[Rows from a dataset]
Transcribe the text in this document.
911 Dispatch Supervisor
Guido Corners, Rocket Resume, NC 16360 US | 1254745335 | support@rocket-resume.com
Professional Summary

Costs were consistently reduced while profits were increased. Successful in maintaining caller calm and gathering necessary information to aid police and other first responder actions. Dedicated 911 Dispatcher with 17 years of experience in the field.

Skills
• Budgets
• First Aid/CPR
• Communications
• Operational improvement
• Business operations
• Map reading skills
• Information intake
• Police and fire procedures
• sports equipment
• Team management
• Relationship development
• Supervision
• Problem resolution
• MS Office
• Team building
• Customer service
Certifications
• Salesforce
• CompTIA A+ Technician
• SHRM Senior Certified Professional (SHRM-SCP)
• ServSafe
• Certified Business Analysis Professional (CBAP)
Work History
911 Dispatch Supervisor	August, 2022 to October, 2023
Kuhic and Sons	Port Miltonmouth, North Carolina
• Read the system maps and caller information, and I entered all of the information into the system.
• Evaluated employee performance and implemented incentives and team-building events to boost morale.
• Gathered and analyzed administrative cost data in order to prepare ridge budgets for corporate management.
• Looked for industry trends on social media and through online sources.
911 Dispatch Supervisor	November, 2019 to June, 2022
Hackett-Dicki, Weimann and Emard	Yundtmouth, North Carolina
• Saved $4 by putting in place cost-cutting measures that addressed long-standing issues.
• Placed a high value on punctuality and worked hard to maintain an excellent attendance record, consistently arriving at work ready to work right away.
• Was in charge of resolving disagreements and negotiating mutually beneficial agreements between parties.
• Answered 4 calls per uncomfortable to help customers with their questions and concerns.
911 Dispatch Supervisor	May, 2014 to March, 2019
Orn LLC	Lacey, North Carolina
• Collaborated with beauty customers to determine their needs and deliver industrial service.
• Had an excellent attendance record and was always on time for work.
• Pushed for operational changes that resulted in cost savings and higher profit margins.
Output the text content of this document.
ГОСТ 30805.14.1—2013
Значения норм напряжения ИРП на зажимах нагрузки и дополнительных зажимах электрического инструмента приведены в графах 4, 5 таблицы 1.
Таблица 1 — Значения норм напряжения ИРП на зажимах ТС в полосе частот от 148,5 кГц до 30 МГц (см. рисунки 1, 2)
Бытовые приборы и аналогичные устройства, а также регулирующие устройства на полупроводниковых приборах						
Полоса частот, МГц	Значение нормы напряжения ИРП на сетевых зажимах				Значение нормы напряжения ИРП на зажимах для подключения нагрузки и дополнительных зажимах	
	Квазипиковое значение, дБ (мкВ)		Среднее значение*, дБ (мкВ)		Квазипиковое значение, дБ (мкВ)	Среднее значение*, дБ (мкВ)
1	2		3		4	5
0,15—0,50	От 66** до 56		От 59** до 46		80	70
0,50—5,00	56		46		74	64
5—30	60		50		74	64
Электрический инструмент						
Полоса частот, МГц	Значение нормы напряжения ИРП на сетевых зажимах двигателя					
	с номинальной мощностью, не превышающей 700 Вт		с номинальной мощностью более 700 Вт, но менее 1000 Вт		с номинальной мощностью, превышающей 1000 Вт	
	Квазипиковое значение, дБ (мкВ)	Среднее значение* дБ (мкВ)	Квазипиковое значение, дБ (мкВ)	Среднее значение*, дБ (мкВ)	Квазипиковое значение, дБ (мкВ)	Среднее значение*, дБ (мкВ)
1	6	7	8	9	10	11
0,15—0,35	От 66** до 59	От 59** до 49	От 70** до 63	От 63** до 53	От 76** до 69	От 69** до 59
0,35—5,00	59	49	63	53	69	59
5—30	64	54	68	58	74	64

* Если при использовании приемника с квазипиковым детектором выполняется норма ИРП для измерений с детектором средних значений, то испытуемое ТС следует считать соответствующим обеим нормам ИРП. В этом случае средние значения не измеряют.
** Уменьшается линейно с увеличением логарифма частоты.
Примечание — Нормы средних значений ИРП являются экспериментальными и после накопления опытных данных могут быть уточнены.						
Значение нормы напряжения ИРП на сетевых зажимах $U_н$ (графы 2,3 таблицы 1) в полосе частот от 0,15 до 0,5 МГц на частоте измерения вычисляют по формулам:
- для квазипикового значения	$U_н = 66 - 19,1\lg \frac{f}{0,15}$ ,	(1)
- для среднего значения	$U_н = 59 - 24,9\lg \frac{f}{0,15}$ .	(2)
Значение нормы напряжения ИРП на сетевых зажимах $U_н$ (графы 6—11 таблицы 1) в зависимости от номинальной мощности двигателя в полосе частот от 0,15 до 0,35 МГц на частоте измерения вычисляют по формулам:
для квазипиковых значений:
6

EXERCISE PROMPT => Gather all the lines that include the word "document" and copy them out.

TASK OUTPUT =>
Transcribe the text in this document.
Output the text content of this document.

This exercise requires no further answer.